*** Document excerpt ***
The procedures below explain how to configure a pull request trigger in your Azure build pipeline depending on your DevOps platform. You can also block the pull request merge if the quality gate fails.
Azure DevOps
To enable the pull request analysis in your Azure pipeline of code stored on Azure DevOps:
- Configure a pull request trigger on the target branch (main development branch). To do so, add a build validation policy on the branch (you cannot define pull request trigger in your pipeline):
- In the Branch policies page of your target branch, add a build validation policy that runs your build pipeline.
- Create an Azure DevOps Personal Access Token having a Code (read and write) scope.
- In SonarQube Cloud, set this token by navigating to Your Project > Administration > General Settings > Pull Requests > Integration with Azure DevOps Services.
- To prevent the merge of pull requests when the quality gate fails, proceed as follows (you can also watch this video for a quick overview of the procedure):
- After the first analysis on a pull request, go to the Branch policies page of your target branch.
- Under Require approval from additional services, select Add status policy.
*** Dataset extract ***
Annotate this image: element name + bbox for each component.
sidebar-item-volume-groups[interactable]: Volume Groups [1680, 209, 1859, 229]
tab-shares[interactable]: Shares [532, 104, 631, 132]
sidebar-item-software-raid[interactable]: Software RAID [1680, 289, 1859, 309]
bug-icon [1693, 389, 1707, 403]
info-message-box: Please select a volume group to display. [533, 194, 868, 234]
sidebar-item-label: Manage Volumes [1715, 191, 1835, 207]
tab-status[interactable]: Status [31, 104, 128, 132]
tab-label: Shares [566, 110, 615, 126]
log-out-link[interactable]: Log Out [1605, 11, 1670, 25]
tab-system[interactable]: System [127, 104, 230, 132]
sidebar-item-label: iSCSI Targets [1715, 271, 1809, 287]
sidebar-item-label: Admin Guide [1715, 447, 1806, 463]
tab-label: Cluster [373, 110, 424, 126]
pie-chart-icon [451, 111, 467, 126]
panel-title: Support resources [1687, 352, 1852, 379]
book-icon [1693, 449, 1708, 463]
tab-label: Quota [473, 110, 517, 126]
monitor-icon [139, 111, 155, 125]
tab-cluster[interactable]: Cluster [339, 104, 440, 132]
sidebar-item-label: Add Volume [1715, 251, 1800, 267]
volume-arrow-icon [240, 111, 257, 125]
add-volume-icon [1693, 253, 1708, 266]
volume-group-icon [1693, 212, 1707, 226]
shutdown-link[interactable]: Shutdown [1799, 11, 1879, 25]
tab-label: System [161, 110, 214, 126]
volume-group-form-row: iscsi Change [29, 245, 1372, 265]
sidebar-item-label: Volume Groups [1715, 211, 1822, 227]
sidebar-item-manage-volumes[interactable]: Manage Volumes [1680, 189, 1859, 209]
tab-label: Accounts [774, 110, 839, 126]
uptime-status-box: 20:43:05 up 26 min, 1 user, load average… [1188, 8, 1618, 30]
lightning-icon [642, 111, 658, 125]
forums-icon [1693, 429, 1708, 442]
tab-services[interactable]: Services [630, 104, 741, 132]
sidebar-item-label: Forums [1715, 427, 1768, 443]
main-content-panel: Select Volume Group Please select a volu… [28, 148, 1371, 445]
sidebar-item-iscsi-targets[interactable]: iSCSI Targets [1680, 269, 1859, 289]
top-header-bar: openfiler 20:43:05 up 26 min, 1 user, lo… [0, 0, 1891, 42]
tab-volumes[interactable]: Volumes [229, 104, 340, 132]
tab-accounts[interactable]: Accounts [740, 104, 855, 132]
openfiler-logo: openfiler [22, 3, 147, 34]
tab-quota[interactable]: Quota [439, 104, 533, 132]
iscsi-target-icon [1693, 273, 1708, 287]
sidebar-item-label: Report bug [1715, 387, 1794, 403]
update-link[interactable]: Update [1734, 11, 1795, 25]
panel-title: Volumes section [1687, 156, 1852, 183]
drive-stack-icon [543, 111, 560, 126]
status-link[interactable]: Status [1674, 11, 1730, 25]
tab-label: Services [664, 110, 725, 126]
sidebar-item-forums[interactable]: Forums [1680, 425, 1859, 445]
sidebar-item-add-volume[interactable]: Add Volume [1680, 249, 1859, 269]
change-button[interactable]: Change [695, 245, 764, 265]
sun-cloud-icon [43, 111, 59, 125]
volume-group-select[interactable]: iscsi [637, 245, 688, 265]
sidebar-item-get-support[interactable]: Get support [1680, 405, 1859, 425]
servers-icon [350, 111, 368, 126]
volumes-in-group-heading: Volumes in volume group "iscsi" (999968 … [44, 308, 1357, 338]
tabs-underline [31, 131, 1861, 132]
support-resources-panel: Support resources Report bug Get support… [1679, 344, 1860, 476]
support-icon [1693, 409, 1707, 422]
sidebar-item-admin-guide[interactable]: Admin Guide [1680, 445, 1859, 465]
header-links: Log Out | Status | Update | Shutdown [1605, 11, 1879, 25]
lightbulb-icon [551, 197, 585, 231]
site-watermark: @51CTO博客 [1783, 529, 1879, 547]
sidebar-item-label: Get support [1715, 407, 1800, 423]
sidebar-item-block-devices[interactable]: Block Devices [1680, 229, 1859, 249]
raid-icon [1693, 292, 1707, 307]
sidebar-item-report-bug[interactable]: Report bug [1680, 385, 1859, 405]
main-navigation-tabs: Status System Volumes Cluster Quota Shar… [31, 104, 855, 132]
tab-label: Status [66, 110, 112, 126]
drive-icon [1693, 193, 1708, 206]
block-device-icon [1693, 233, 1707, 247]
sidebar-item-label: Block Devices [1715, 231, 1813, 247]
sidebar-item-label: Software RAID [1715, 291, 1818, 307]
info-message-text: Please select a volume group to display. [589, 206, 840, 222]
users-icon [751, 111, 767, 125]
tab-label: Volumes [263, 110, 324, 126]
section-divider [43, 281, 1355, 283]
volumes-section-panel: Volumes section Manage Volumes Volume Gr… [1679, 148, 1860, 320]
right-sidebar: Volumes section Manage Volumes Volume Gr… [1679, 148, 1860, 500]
***
Work item A: In the Azure DevOps instructions, what scope does the Personal Access Token need?
Work item B: Duplicate the part of the Azure DevOps instructions that starts at the words "- Create an" and ends after "Azure DevOps Services.".
This listing was taken from a separate source.

Task response A: A Code (read and write) scope.

Task response B:
- Create an Azure DevOps Personal Access Token having a Code (read and write) scope.
- In SonarQube Cloud, set this token by navigating to Your Project > Administration > General Settings > Pull Requests > Integration with Azure DevOps Services.